§ **Description of the task**:
Your job is to restate each entry word for word.

§ **Input material**:
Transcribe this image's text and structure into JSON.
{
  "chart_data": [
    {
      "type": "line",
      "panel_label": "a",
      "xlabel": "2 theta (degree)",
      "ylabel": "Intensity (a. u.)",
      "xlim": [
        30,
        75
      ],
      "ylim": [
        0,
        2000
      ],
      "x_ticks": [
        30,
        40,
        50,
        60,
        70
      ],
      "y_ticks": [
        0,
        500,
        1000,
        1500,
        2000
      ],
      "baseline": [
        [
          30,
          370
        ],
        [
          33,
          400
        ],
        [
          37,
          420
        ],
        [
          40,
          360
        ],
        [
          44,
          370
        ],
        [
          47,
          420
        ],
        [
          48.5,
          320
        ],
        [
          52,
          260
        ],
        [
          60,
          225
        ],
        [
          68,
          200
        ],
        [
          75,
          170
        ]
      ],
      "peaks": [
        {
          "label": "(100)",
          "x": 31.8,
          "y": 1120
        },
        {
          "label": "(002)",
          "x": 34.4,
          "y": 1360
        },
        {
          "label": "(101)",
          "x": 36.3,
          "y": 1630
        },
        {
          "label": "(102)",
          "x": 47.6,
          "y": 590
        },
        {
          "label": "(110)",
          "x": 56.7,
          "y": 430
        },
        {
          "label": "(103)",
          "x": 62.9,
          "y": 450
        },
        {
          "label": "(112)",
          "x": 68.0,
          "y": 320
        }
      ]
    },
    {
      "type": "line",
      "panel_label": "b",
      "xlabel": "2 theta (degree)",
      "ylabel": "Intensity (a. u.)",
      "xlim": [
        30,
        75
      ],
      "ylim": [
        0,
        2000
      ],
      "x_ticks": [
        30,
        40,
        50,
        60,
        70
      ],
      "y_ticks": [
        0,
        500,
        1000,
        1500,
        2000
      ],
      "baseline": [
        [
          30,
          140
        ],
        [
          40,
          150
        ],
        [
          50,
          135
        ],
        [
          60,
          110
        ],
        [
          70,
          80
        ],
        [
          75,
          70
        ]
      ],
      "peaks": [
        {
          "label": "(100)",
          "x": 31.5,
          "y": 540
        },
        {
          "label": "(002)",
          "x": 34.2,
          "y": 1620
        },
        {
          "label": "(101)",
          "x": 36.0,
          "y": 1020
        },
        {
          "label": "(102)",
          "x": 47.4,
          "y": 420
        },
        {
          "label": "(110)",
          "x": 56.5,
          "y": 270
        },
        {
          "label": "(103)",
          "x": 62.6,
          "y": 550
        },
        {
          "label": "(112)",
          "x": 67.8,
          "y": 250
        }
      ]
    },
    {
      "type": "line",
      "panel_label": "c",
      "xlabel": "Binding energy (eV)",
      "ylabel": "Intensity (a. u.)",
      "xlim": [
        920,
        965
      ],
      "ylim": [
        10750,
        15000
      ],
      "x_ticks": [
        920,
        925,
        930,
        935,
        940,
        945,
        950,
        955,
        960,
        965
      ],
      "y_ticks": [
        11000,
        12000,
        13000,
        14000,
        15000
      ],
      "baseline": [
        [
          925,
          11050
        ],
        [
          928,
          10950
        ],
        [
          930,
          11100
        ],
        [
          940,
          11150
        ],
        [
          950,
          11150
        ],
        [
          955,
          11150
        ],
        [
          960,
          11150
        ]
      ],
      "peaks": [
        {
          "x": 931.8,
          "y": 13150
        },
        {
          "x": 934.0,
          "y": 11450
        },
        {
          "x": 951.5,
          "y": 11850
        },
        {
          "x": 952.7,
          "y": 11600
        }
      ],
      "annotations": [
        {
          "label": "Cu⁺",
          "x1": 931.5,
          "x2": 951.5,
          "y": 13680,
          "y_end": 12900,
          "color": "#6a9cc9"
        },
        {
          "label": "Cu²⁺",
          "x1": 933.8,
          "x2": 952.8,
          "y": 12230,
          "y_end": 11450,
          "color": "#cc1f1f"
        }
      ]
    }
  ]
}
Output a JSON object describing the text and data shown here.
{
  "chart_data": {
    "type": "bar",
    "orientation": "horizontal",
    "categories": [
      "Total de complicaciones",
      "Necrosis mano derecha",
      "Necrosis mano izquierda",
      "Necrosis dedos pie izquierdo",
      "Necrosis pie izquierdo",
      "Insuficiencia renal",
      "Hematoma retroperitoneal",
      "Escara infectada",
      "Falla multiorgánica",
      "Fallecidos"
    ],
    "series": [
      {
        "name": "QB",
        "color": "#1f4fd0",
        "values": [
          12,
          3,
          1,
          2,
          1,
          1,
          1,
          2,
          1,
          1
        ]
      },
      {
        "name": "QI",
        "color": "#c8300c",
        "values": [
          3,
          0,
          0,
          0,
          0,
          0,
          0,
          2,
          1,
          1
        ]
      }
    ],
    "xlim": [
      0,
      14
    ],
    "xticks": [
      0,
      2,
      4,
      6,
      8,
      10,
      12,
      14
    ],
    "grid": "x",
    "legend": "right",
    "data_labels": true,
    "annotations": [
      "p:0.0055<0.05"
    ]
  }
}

§ **Result of this exercise**:
Transcribe this image's text and structure into JSON.
{
  "chart_data": [
    {
      "type": "line",
      "panel_label": "a",
      "xlabel": "2 theta (degree)",
      "ylabel": "Intensity (a. u.)",
      "xlim": [
        30,
        75
      ],
      "ylim": [
        0,
        2000
      ],
      "x_ticks": [
        30,
        40,
        50,
        60,
        70
      ],
      "y_ticks": [
        0,
        500,
        1000,
        1500,
        2000
      ],
      "baseline": [
        [
          30,
          370
        ],
        [
          33,
          400
        ],
        [
          37,
          420
        ],
        [
          40,
          360
        ],
        [
          44,
          370
        ],
        [
          47,
          420
        ],
        [
          48.5,
          320
        ],
        [
          52,
          260
        ],
        [
          60,
          225
        ],
        [
          68,
          200
        ],
        [
          75,
          170
        ]
      ],
      "peaks": [
        {
          "label": "(100)",
          "x": 31.8,
          "y": 1120
        },
        {
          "label": "(002)",
          "x": 34.4,
          "y": 1360
        },
        {
          "label": "(101)",
          "x": 36.3,
          "y": 1630
        },
        {
          "label": "(102)",
          "x": 47.6,
          "y": 590
        },
        {
          "label": "(110)",
          "x": 56.7,
          "y": 430
        },
        {
          "label": "(103)",
          "x": 62.9,
          "y": 450
        },
        {
          "label": "(112)",
          "x": 68.0,
          "y": 320
        }
      ]
    },
    {
      "type": "line",
      "panel_label": "b",
      "xlabel": "2 theta (degree)",
      "ylabel": "Intensity (a. u.)",
      "xlim": [
        30,
        75
      ],
      "ylim": [
        0,
        2000
      ],
      "x_ticks": [
        30,
        40,
        50,
        60,
        70
      ],
      "y_ticks": [
        0,
        500,
        1000,
        1500,
        2000
      ],
      "baseline": [
        [
          30,
          140
        ],
        [
          40,
          150
        ],
        [
          50,
          135
        ],
        [
          60,
          110
        ],
        [
          70,
          80
        ],
        [
          75,
          70
        ]
      ],
      "peaks": [
        {
          "label": "(100)",
          "x": 31.5,
          "y": 540
        },
        {
          "label": "(002)",
          "x": 34.2,
          "y": 1620
        },
        {
          "label": "(101)",
          "x": 36.0,
          "y": 1020
        },
        {
          "label": "(102)",
          "x": 47.4,
          "y": 420
        },
        {
          "label": "(110)",
          "x": 56.5,
          "y": 270
        },
        {
          "label": "(103)",
          "x": 62.6,
          "y": 550
        },
        {
          "label": "(112)",
          "x": 67.8,
          "y": 250
        }
      ]
    },
    {
      "type": "line",
      "panel_label": "c",
      "xlabel": "Binding energy (eV)",
      "ylabel": "Intensity (a. u.)",
      "xlim": [
        920,
        965
      ],
      "ylim": [
        10750,
        15000
      ],
      "x_ticks": [
        920,
        925,
        930,
        935,
        940,
        945,
        950,
        955,
        960,
        965
      ],
      "y_ticks": [
        11000,
        12000,
        13000,
        14000,
        15000
      ],
      "baseline": [
        [
          925,
          11050
        ],
        [
          928,
          10950
        ],
        [
          930,
          11100
        ],
        [
          940,
          11150
        ],
        [
          950,
          11150
        ],
        [
          955,
          11150
        ],
        [
          960,
          11150
        ]
      ],
      "peaks": [
        {
          "x": 931.8,
          "y": 13150
        },
        {
          "x": 934.0,
          "y": 11450
        },
        {
          "x": 951.5,
          "y": 11850
        },
        {
          "x": 952.7,
          "y": 11600
        }
      ],
      "annotations": [
        {
          "label": "Cu⁺",
          "x1": 931.5,
          "x2": 951.5,
          "y": 13680,
          "y_end": 12900,
          "color": "#6a9cc9"
        },
        {
          "label": "Cu²⁺",
          "x1": 933.8,
          "x2": 952.8,
          "y": 12230,
          "y_end": 11450,
          "color": "#cc1f1f"
        }
      ]
    }
  ]
}
Output a JSON object describing the text and data shown here.
{
  "chart_data": {
    "type": "bar",
    "orientation": "horizontal",
    "categories": [
      "Total de complicaciones",
      "Necrosis mano derecha",
      "Necrosis mano izquierda",
      "Necrosis dedos pie izquierdo",
      "Necrosis pie izquierdo",
      "Insuficiencia renal",
      "Hematoma retroperitoneal",
      "Escara infectada",
      "Falla multiorgánica",
      "Fallecidos"
    ],
    "series": [
      {
        "name": "QB",
        "color": "#1f4fd0",
        "values": [
          12,
          3,
          1,
          2,
          1,
          1,
          1,
          2,
          1,
          1
        ]
      },
      {
        "name": "QI",
        "color": "#c8300c",
        "values": [
          3,
          0,
          0,
          0,
          0,
          0,
          0,
          2,
          1,
          1
        ]
      }
    ],
    "xlim": [
      0,
      14
    ],
    "xticks": [
      0,
      2,
      4,
      6,
      8,
      10,
      12,
      14
    ],
    "grid": "x",
    "legend": "right",
    "data_labels": true,
    "annotations": [
      "p:0.0055<0.05"
    ]
  }
}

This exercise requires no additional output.